- Given instruction -
Check every line of the entries for "디렉터리", and copy the lines that hold it.

— start of Recorded data —

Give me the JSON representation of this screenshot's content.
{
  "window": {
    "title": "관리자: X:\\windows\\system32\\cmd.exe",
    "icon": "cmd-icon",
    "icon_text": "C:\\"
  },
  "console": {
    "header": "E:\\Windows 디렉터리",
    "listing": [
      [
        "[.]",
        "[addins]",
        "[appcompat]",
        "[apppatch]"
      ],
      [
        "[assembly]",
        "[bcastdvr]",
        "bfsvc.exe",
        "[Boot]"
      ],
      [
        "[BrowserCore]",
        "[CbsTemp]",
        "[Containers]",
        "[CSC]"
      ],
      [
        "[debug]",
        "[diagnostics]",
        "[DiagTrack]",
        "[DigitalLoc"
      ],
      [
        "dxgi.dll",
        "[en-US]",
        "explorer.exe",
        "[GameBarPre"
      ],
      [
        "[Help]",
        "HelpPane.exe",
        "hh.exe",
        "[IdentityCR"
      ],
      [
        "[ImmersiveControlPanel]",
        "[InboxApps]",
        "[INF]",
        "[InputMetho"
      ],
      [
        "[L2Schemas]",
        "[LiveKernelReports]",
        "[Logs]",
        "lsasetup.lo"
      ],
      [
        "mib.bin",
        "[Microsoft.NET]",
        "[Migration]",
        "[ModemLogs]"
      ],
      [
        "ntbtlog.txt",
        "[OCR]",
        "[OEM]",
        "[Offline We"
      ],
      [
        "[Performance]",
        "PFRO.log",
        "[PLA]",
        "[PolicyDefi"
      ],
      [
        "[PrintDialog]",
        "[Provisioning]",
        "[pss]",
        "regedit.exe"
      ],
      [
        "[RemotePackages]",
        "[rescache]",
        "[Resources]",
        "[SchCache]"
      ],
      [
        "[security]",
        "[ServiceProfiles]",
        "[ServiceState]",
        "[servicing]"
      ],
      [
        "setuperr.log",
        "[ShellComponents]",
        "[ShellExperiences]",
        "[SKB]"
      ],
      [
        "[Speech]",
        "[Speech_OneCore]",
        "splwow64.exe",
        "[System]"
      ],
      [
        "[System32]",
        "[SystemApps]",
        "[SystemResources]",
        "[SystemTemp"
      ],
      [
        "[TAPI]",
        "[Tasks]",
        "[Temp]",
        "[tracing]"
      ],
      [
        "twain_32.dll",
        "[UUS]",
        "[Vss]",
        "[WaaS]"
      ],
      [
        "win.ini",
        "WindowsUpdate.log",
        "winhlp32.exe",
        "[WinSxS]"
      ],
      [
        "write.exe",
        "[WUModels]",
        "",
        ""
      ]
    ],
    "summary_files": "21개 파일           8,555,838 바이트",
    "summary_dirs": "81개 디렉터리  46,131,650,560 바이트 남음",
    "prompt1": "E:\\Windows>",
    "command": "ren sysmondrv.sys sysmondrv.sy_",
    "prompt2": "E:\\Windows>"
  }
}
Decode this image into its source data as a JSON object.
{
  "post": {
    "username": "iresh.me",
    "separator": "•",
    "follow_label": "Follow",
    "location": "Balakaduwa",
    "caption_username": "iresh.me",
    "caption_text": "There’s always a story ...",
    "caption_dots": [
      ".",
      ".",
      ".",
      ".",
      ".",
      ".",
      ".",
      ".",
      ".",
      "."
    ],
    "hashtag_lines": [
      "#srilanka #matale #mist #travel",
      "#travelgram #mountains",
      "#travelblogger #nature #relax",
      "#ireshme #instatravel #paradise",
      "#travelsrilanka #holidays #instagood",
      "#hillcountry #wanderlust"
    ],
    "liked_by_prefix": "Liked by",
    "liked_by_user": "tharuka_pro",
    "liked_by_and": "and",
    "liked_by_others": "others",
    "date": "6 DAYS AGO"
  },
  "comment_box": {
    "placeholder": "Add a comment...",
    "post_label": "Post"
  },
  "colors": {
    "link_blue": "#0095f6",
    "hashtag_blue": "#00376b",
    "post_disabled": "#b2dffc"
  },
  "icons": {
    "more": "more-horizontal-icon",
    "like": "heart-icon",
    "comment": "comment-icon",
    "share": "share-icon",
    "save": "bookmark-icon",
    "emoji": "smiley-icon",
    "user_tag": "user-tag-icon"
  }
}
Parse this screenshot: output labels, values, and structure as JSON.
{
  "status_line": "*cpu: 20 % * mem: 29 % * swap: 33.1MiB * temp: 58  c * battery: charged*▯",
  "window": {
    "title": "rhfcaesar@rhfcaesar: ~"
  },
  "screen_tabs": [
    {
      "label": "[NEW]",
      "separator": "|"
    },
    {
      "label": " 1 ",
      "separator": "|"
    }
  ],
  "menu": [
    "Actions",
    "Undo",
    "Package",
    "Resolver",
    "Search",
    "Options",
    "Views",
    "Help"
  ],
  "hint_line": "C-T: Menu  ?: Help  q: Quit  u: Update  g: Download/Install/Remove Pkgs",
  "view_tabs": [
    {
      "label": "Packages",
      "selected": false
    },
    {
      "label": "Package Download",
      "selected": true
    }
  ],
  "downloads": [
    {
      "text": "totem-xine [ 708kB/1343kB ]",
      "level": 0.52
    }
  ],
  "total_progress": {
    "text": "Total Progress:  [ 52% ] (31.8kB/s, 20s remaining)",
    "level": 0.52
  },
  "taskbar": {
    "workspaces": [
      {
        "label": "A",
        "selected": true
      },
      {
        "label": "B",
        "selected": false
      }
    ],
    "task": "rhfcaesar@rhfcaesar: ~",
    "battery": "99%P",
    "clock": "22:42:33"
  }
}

— end of Recorded data —

- Full response -
    "header": "E:\\Windows 디렉터리",
    "summary_dirs": "81개 디렉터리  46,131,650,560 바이트 남음",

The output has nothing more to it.